• Your goal
Output the data below in full, byte for byte. Nothing may differ.

━━━━━━━━━━━━━━━━━━━━━━━━━━━━━━

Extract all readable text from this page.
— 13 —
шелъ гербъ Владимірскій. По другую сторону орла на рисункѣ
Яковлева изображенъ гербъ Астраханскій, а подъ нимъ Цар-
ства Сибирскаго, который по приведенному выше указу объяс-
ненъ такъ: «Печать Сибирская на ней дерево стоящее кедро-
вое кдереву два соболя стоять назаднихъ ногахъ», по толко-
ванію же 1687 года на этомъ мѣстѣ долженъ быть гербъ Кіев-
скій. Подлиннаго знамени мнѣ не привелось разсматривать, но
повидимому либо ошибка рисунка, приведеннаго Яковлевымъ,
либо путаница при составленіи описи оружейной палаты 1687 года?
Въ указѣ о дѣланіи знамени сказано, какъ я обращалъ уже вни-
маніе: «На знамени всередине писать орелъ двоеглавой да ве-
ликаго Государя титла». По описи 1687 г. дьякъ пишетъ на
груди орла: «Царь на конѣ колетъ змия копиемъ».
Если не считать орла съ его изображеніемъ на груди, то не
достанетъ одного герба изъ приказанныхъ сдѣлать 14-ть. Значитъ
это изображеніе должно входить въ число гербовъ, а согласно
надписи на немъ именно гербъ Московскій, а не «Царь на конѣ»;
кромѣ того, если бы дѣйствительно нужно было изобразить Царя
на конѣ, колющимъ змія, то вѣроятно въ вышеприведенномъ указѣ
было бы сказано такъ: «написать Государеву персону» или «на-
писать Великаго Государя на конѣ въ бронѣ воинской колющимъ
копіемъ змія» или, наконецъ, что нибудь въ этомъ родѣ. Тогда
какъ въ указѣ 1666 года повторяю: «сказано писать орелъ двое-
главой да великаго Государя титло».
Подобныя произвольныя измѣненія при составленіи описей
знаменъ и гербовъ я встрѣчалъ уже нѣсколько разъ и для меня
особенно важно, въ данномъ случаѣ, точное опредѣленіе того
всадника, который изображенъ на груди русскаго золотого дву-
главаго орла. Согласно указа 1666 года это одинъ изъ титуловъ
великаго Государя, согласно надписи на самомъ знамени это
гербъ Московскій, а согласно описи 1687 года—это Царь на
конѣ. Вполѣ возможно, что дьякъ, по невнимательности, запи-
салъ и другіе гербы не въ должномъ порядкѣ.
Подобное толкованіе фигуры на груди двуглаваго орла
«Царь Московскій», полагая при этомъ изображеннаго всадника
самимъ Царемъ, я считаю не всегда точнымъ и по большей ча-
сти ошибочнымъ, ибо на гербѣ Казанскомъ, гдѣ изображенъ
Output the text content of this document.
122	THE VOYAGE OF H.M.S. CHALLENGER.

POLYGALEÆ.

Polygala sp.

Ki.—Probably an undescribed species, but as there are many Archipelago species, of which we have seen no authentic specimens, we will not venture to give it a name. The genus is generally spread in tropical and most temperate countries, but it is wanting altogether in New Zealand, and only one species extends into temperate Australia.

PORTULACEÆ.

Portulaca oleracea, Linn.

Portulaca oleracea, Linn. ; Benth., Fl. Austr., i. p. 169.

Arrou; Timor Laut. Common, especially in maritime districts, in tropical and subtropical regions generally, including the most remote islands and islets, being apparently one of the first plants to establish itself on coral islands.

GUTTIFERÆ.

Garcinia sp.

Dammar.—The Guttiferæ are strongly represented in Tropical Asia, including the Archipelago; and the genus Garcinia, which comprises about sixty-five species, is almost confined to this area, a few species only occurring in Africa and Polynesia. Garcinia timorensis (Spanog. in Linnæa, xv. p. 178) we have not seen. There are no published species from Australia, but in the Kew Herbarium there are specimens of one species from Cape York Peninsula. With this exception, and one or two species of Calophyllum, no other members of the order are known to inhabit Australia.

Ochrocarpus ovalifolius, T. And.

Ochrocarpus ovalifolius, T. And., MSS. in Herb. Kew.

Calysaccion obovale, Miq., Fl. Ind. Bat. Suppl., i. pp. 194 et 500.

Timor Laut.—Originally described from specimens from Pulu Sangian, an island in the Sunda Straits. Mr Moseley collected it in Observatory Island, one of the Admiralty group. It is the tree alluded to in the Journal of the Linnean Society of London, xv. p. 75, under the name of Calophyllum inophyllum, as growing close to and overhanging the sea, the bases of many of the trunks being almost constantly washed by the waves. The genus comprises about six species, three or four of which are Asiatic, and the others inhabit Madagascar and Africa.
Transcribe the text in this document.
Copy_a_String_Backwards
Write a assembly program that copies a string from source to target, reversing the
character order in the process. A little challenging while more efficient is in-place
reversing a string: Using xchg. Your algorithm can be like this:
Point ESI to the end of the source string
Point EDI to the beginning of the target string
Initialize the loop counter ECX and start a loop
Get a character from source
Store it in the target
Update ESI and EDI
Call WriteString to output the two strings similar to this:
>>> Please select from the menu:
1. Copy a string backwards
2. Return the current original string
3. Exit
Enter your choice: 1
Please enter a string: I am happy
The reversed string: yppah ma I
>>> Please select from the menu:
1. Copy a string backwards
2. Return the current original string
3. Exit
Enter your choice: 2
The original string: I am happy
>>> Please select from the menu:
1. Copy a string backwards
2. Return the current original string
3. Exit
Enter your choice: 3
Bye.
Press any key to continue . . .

━━━━━━━━━━━━━━━━━━━━━━━━━━━━━━

• Solution
Extract all readable text from this page.
— 13 —
шелъ гербъ Владимірскій. По другую сторону орла на рисункѣ
Яковлева изображенъ гербъ Астраханскій, а подъ нимъ Цар-
ства Сибирскаго, который по приведенному выше указу объяс-
ненъ такъ: «Печать Сибирская на ней дерево стоящее кедро-
вое кдереву два соболя стоять назаднихъ ногахъ», по толко-
ванію же 1687 года на этомъ мѣстѣ долженъ быть гербъ Кіев-
скій. Подлиннаго знамени мнѣ не привелось разсматривать, но
повидимому либо ошибка рисунка, приведеннаго Яковлевымъ,
либо путаница при составленіи описи оружейной палаты 1687 года?
Въ указѣ о дѣланіи знамени сказано, какъ я обращалъ уже вни-
маніе: «На знамени всередине писать орелъ двоеглавой да ве-
ликаго Государя титла». По описи 1687 г. дьякъ пишетъ на
груди орла: «Царь на конѣ колетъ змия копиемъ».
Если не считать орла съ его изображеніемъ на груди, то не
достанетъ одного герба изъ приказанныхъ сдѣлать 14-ть. Значитъ
это изображеніе должно входить въ число гербовъ, а согласно
надписи на немъ именно гербъ Московскій, а не «Царь на конѣ»;
кромѣ того, если бы дѣйствительно нужно было изобразить Царя
на конѣ, колющимъ змія, то вѣроятно въ вышеприведенномъ указѣ
было бы сказано такъ: «написать Государеву персону» или «на-
писать Великаго Государя на конѣ въ бронѣ воинской колющимъ
копіемъ змія» или, наконецъ, что нибудь въ этомъ родѣ. Тогда
какъ въ указѣ 1666 года повторяю: «сказано писать орелъ двое-
главой да великаго Государя титло».
Подобныя произвольныя измѣненія при составленіи описей
знаменъ и гербовъ я встрѣчалъ уже нѣсколько разъ и для меня
особенно важно, въ данномъ случаѣ, точное опредѣленіе того
всадника, который изображенъ на груди русскаго золотого дву-
главаго орла. Согласно указа 1666 года это одинъ изъ титуловъ
великаго Государя, согласно надписи на самомъ знамени это
гербъ Московскій, а согласно описи 1687 года—это Царь на
конѣ. Вполѣ возможно, что дьякъ, по невнимательности, запи-
салъ и другіе гербы не въ должномъ порядкѣ.
Подобное толкованіе фигуры на груди двуглаваго орла
«Царь Московскій», полагая при этомъ изображеннаго всадника
самимъ Царемъ, я считаю не всегда точнымъ и по большей ча-
сти ошибочнымъ, ибо на гербѣ Казанскомъ, гдѣ изображенъ
Output the text content of this document.
122	THE VOYAGE OF H.M.S. CHALLENGER.

POLYGALEÆ.

Polygala sp.

Ki.—Probably an undescribed species, but as there are many Archipelago species, of which we have seen no authentic specimens, we will not venture to give it a name. The genus is generally spread in tropical and most temperate countries, but it is wanting altogether in New Zealand, and only one species extends into temperate Australia.

PORTULACEÆ.

Portulaca oleracea, Linn.

Portulaca oleracea, Linn. ; Benth., Fl. Austr., i. p. 169.

Arrou; Timor Laut. Common, especially in maritime districts, in tropical and subtropical regions generally, including the most remote islands and islets, being apparently one of the first plants to establish itself on coral islands.

GUTTIFERÆ.

Garcinia sp.

Dammar.—The Guttiferæ are strongly represented in Tropical Asia, including the Archipelago; and the genus Garcinia, which comprises about sixty-five species, is almost confined to this area, a few species only occurring in Africa and Polynesia. Garcinia timorensis (Spanog. in Linnæa, xv. p. 178) we have not seen. There are no published species from Australia, but in the Kew Herbarium there are specimens of one species from Cape York Peninsula. With this exception, and one or two species of Calophyllum, no other members of the order are known to inhabit Australia.

Ochrocarpus ovalifolius, T. And.

Ochrocarpus ovalifolius, T. And., MSS. in Herb. Kew.

Calysaccion obovale, Miq., Fl. Ind. Bat. Suppl., i. pp. 194 et 500.

Timor Laut.—Originally described from specimens from Pulu Sangian, an island in the Sunda Straits. Mr Moseley collected it in Observatory Island, one of the Admiralty group. It is the tree alluded to in the Journal of the Linnean Society of London, xv. p. 75, under the name of Calophyllum inophyllum, as growing close to and overhanging the sea, the bases of many of the trunks being almost constantly washed by the waves. The genus comprises about six species, three or four of which are Asiatic, and the others inhabit Madagascar and Africa.
Transcribe the text in this document.
Copy_a_String_Backwards
Write a assembly program that copies a string from source to target, reversing the
character order in the process. A little challenging while more efficient is in-place
reversing a string: Using xchg. Your algorithm can be like this:
Point ESI to the end of the source string
Point EDI to the beginning of the target string
Initialize the loop counter ECX and start a loop
Get a character from source
Store it in the target
Update ESI and EDI
Call WriteString to output the two strings similar to this:
>>> Please select from the menu:
1. Copy a string backwards
2. Return the current original string
3. Exit
Enter your choice: 1
Please enter a string: I am happy
The reversed string: yppah ma I
>>> Please select from the menu:
1. Copy a string backwards
2. Return the current original string
3. Exit
Enter your choice: 2
The original string: I am happy
>>> Please select from the menu:
1. Copy a string backwards
2. Return the current original string
3. Exit
Enter your choice: 3
Bye.
Press any key to continue . . .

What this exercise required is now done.